- [TASK DESCRIPTION]: In the listing below, find every line containing "public" and copy it out.

- [DATA TO USE]:
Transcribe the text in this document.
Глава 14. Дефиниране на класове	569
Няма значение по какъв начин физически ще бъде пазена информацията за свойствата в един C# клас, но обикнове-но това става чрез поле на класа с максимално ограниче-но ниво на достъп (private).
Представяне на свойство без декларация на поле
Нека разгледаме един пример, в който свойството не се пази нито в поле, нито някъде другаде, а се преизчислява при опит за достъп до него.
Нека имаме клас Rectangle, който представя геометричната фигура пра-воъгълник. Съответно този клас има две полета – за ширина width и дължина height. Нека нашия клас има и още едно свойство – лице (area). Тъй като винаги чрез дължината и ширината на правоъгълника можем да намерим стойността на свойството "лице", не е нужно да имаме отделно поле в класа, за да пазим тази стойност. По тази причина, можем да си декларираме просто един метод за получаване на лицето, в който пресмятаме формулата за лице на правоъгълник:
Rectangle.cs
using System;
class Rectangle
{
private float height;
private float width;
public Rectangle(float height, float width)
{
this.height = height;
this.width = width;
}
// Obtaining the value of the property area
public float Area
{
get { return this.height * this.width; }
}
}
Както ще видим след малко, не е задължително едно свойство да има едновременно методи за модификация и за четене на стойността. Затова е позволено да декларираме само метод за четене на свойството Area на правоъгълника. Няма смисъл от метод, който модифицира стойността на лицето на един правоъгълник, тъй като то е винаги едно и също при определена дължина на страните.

- [REPLY TO THE TASK]:
public Rectangle(float height, float width)
public float Area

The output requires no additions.